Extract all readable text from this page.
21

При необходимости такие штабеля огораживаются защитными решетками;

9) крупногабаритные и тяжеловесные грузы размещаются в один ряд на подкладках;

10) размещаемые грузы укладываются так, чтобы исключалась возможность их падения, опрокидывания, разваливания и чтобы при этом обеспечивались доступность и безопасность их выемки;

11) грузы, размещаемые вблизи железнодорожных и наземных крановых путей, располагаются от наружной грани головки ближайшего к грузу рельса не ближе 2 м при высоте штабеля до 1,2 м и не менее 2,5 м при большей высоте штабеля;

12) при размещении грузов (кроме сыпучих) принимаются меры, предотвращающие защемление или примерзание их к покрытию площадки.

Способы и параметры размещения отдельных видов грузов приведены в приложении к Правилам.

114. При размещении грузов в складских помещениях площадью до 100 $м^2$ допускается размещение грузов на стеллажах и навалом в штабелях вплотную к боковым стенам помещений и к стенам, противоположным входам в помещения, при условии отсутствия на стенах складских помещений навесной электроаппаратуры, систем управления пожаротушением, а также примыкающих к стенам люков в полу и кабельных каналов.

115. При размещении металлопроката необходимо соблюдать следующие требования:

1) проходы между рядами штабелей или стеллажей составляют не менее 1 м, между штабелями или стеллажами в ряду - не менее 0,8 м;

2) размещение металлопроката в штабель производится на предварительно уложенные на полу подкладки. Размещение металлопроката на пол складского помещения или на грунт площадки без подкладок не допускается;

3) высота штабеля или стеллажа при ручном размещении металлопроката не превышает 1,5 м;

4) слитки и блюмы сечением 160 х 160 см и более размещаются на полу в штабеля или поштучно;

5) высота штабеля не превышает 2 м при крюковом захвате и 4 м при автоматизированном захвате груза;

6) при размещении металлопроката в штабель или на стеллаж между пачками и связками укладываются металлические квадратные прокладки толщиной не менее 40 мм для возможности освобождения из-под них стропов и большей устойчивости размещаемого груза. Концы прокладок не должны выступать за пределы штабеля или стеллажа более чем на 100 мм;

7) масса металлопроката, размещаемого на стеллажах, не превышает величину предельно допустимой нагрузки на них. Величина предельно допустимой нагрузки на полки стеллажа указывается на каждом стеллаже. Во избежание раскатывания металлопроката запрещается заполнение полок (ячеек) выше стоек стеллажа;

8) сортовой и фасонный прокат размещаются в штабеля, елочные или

**AIM OF THE TASK**
Look through the records above and report how many lines hold the word "площадки", giving only the number.

**WRITTEN RESPONSE**
2